• _AIM_
Using the records that follow, copy every line containing the word "cumulative".

• _DATA RECORDS_
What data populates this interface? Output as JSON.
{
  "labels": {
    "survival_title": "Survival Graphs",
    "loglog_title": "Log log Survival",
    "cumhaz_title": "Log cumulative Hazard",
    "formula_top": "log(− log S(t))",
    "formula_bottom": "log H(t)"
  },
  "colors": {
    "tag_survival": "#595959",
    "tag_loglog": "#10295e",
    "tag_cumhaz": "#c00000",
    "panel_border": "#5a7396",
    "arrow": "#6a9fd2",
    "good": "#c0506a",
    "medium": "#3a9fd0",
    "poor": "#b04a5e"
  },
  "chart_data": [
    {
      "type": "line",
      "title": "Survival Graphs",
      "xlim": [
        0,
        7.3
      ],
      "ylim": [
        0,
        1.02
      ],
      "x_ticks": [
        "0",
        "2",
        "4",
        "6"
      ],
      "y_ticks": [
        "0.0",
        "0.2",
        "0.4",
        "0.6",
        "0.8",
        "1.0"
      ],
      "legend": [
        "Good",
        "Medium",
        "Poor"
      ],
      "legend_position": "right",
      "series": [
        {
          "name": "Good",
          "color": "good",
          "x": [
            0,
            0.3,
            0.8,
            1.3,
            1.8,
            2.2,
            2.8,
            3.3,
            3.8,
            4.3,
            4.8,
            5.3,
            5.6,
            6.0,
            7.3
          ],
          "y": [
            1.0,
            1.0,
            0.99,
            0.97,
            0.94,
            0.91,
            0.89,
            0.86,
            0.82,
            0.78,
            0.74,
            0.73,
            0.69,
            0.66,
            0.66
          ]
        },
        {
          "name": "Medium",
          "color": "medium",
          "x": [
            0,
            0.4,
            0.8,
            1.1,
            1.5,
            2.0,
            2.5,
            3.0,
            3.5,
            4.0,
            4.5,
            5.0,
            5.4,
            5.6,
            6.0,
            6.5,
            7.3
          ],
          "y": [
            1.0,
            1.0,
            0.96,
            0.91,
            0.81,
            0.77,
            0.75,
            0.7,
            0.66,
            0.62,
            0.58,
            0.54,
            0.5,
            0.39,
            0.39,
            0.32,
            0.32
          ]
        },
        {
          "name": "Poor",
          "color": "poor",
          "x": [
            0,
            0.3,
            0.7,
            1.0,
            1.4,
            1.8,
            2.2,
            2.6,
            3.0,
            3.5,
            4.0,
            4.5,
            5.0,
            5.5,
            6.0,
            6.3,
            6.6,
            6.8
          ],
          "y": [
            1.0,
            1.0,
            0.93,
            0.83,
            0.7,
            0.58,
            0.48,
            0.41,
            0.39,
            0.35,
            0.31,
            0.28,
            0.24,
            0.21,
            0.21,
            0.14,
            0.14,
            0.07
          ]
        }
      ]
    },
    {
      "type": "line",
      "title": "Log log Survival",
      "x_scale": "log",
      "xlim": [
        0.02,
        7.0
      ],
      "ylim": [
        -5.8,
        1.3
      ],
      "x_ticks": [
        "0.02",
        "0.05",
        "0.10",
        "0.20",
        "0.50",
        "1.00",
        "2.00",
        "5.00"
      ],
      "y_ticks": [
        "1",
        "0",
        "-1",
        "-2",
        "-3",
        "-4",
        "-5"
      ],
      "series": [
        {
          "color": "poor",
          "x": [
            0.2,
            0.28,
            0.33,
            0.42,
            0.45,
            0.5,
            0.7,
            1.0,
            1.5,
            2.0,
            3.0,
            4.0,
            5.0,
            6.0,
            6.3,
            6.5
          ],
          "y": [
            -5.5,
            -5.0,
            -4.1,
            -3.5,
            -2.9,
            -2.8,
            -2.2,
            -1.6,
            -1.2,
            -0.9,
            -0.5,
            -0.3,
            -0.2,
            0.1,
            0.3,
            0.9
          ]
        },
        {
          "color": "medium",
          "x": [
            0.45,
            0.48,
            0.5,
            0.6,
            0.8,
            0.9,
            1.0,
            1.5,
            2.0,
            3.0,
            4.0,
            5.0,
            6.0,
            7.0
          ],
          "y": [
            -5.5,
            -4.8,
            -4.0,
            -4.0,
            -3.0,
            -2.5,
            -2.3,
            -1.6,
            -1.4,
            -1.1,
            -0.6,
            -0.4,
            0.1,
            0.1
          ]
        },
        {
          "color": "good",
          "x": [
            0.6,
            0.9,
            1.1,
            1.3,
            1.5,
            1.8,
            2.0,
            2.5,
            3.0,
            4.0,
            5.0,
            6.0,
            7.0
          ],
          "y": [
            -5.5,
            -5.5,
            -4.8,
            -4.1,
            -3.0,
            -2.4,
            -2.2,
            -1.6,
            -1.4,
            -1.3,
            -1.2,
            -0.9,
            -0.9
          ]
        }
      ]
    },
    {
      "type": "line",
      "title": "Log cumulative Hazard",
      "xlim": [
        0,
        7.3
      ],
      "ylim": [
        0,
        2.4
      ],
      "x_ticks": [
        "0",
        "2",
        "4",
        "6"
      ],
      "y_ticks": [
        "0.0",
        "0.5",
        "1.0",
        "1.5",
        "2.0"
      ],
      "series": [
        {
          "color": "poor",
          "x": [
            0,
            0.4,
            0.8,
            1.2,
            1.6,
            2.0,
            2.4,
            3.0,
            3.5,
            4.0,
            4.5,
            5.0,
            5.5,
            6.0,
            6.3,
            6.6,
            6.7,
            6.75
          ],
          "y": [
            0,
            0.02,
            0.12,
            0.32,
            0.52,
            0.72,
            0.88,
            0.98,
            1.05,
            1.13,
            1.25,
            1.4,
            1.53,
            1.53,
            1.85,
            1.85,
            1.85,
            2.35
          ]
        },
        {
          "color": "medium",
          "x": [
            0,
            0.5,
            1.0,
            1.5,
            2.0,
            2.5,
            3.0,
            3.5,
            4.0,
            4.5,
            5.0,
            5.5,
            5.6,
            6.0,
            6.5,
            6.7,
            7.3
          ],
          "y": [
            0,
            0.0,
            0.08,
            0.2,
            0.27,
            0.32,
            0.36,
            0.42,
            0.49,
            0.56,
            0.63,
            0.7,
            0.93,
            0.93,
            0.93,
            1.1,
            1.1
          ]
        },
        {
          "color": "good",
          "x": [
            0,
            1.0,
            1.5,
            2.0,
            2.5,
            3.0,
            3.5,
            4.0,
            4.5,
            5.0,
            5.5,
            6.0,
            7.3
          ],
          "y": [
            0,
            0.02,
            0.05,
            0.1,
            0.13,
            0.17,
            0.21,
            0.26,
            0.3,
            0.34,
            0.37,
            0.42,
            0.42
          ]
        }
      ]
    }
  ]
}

• _TASK SOLUTION_
    "cumhaz_title": "Log cumulative Hazard",
      "title": "Log cumulative Hazard",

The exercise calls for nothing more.